Dataset rows about figures:

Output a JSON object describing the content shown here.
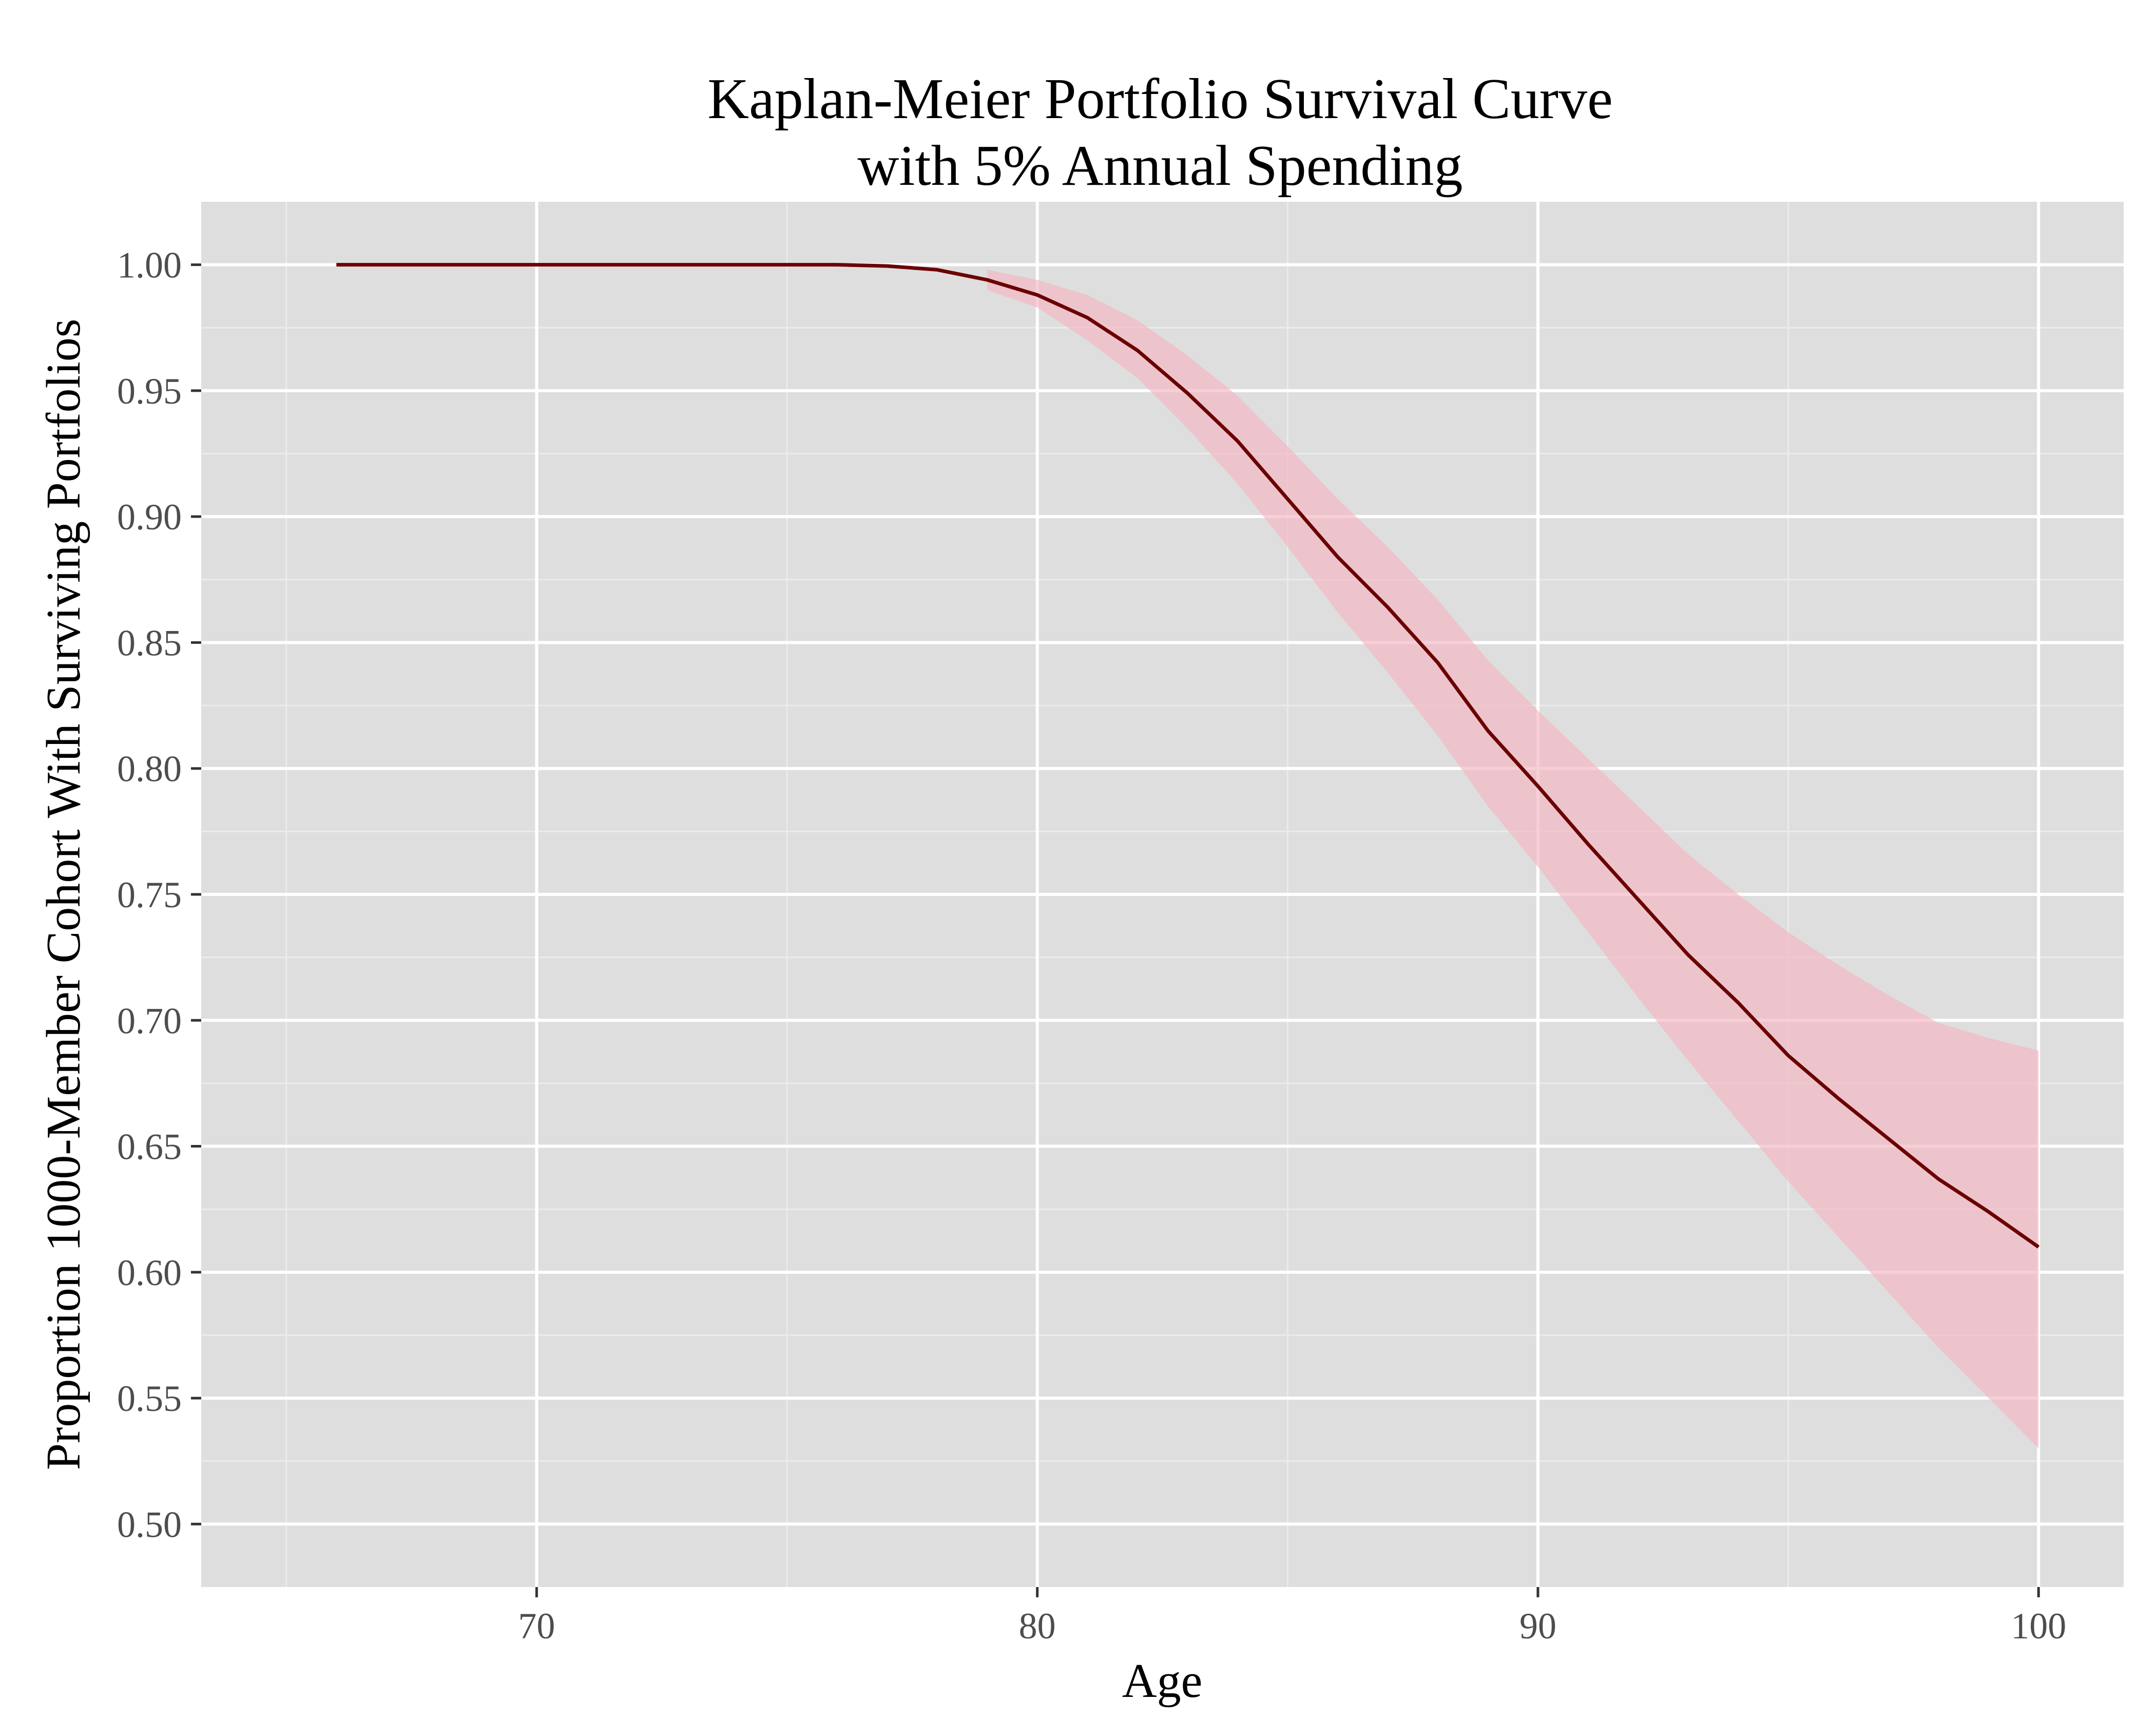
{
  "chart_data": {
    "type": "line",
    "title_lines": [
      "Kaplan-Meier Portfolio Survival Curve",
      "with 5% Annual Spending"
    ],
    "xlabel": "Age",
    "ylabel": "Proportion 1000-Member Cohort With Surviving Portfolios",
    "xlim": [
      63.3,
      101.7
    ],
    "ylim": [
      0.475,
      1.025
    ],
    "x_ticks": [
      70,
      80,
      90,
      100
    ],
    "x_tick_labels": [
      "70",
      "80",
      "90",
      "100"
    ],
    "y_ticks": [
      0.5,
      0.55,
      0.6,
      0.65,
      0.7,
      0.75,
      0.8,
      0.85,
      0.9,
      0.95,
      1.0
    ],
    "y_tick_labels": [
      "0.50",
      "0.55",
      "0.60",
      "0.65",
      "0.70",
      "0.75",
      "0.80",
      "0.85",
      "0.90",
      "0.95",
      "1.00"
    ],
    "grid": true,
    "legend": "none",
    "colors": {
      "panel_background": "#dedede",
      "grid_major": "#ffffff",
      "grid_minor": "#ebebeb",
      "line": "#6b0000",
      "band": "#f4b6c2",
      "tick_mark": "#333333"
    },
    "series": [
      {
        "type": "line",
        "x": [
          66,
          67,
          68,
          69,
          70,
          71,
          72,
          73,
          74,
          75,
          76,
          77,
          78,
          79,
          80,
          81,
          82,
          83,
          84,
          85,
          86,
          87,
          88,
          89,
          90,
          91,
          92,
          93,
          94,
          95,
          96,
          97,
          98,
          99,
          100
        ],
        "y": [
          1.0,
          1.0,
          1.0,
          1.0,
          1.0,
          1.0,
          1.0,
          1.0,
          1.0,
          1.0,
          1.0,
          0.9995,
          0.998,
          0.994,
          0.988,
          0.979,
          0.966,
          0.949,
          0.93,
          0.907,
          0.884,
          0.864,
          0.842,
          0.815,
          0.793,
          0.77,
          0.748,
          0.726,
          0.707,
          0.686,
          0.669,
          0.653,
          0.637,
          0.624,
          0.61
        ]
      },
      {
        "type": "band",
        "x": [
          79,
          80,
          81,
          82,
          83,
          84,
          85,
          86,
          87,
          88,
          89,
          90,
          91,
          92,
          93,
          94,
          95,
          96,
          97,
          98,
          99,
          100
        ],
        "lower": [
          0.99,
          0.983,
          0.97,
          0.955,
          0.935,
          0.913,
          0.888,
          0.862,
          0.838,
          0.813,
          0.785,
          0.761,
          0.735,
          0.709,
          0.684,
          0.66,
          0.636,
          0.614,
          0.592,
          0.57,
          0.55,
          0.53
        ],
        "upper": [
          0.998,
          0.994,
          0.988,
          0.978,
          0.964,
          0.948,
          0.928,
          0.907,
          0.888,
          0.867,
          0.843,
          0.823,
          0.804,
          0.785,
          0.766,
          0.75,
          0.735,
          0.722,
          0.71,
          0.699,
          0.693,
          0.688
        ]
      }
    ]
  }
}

--

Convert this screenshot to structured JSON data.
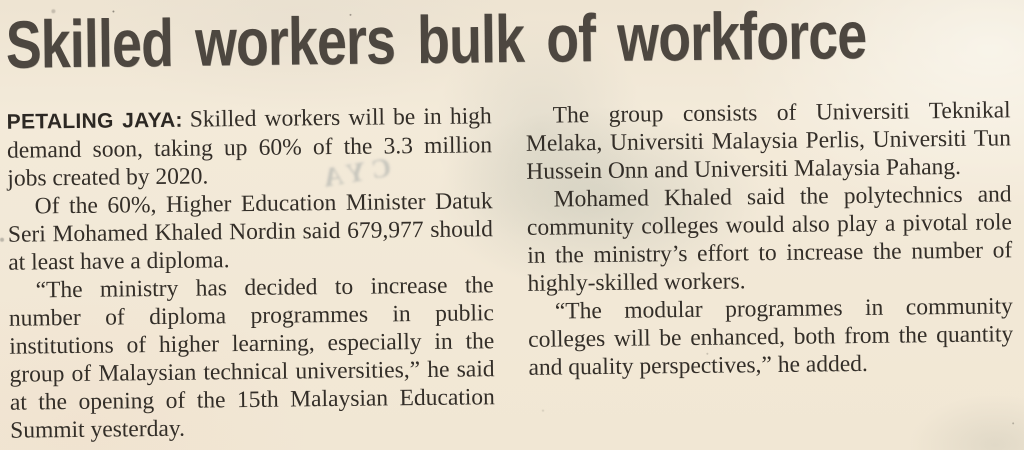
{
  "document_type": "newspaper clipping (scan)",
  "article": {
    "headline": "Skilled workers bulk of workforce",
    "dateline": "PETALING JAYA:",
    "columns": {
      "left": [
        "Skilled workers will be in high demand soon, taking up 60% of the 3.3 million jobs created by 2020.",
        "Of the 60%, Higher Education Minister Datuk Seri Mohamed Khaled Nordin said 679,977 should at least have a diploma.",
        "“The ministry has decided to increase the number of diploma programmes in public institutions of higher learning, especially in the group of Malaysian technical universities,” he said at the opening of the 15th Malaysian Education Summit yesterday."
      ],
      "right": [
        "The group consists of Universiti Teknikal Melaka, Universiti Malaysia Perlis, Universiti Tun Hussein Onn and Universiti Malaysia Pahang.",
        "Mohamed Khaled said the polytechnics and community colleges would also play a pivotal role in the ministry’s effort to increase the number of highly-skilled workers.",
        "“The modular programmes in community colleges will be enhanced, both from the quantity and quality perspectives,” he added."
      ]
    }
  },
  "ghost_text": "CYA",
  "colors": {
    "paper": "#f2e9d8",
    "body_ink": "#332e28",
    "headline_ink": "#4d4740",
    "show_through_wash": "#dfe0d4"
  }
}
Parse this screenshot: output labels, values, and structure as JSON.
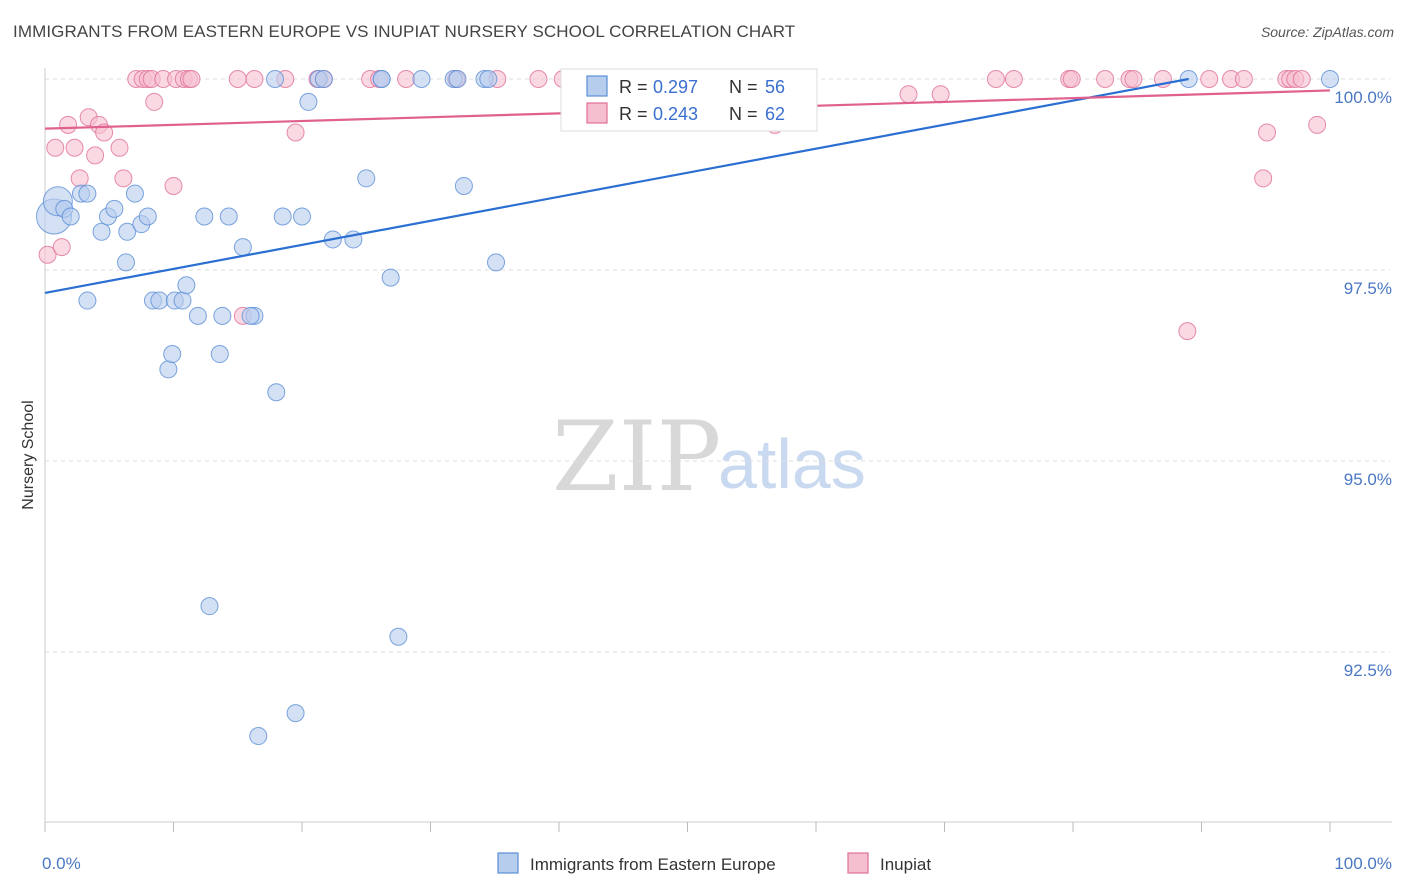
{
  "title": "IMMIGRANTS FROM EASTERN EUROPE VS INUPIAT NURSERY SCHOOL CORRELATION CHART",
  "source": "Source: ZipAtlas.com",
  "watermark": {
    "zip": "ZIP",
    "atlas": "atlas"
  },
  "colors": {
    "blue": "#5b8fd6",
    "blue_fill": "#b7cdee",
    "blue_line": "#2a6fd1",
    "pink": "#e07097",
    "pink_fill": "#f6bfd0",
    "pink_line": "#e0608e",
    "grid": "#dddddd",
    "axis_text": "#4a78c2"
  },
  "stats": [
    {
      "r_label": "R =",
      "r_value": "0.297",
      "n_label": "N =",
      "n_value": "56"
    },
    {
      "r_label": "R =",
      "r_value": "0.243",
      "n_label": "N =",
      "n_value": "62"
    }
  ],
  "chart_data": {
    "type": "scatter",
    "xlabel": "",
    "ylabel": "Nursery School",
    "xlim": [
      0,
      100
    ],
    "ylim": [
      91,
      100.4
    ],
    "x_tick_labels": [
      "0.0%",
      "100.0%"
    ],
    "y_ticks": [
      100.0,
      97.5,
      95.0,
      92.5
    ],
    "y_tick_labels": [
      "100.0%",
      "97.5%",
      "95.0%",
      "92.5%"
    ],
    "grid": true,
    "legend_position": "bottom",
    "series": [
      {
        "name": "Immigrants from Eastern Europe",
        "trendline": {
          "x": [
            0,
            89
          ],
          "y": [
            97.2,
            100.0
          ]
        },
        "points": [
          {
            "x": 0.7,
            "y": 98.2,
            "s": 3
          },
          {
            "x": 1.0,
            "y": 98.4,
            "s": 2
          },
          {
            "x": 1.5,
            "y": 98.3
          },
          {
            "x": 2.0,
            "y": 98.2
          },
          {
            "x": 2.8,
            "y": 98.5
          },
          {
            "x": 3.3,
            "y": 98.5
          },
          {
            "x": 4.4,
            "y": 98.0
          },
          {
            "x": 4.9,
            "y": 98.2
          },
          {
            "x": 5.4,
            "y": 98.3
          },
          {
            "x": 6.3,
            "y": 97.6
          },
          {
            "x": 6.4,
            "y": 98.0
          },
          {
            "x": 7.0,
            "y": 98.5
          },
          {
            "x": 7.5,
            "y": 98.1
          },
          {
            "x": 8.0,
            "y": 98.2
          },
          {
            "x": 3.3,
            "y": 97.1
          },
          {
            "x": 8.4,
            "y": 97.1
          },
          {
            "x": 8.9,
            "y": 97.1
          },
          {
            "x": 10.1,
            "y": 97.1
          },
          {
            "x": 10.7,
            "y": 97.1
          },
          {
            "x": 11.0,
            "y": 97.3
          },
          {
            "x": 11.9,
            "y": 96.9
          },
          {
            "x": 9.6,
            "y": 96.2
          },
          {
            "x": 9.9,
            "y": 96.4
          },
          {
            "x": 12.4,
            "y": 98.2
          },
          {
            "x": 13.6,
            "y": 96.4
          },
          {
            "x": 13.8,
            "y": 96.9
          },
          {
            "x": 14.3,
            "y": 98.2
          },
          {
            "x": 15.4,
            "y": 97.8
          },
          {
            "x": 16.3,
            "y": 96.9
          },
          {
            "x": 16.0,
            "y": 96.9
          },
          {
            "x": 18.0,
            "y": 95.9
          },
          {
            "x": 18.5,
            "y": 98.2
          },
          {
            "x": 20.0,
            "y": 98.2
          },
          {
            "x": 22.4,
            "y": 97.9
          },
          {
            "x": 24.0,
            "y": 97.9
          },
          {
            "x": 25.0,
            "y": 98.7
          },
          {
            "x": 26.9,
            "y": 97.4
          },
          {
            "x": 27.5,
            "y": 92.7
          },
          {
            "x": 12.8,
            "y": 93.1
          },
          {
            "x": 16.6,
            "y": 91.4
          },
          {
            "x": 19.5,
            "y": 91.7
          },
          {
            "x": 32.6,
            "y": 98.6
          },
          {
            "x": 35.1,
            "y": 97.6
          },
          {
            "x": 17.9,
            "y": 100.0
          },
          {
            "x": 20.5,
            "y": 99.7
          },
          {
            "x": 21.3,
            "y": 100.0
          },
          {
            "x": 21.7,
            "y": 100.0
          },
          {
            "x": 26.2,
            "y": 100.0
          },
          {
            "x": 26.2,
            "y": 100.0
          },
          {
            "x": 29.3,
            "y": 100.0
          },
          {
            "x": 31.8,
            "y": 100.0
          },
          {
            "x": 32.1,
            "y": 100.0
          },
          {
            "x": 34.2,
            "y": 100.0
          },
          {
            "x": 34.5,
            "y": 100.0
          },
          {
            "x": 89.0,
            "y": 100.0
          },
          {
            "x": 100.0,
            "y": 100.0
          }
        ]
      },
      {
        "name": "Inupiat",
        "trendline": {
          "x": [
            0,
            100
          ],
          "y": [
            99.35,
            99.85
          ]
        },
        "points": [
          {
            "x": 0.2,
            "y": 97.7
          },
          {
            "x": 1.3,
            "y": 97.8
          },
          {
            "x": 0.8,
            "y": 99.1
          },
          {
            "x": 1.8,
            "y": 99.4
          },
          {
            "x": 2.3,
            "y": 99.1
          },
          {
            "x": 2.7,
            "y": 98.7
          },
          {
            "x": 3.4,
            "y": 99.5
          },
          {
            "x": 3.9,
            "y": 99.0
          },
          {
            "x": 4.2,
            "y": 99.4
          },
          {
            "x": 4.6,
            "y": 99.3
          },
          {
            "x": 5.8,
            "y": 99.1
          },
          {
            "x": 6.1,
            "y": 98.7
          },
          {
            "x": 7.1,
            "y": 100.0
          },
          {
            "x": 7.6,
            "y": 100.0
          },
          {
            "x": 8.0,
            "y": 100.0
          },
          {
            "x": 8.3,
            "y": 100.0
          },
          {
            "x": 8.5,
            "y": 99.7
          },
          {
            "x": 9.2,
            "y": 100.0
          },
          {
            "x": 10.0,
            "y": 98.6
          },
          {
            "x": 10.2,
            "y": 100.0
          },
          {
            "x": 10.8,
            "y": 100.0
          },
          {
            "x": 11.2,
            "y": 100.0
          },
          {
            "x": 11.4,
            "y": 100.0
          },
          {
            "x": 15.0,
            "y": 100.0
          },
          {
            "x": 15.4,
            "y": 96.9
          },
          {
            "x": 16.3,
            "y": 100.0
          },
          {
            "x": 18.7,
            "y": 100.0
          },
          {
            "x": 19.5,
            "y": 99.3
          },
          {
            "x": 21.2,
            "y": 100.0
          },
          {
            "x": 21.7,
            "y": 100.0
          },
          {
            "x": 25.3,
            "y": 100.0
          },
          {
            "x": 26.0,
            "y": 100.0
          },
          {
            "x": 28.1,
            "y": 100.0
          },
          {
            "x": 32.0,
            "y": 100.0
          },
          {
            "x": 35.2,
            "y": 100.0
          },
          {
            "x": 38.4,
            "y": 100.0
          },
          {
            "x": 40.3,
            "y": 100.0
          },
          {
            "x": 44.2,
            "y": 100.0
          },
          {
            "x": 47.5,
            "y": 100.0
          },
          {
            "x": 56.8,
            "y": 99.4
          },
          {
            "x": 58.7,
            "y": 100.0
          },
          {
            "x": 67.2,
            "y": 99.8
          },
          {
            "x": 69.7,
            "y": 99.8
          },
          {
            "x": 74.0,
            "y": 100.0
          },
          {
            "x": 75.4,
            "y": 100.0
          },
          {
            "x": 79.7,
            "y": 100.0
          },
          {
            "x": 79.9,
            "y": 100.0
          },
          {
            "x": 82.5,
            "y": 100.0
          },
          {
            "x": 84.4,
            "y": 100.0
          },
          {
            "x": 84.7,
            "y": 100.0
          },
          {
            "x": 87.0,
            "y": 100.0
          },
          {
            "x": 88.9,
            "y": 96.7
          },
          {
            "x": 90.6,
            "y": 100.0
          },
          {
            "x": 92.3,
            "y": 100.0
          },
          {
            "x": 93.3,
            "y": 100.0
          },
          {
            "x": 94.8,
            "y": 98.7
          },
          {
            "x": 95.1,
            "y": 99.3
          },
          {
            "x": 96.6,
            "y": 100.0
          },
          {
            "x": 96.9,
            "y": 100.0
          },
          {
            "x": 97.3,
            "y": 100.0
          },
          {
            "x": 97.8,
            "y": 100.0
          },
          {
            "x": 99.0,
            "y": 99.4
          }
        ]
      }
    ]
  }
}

Task objective: Gather and return every line that holds the string "group".

Reply:
        "“The ministry has decided to increase the number of diploma programmes in public institutions of higher learning, especially in the group of Malaysian technical universities,” he said at the opening of the 15th Malaysian Education Summit yesterday."
        "The group consists of Universiti Teknikal Melaka, Universiti Malaysia Perlis, Universiti Tun Hussein Onn and Universiti Malaysia Pahang.",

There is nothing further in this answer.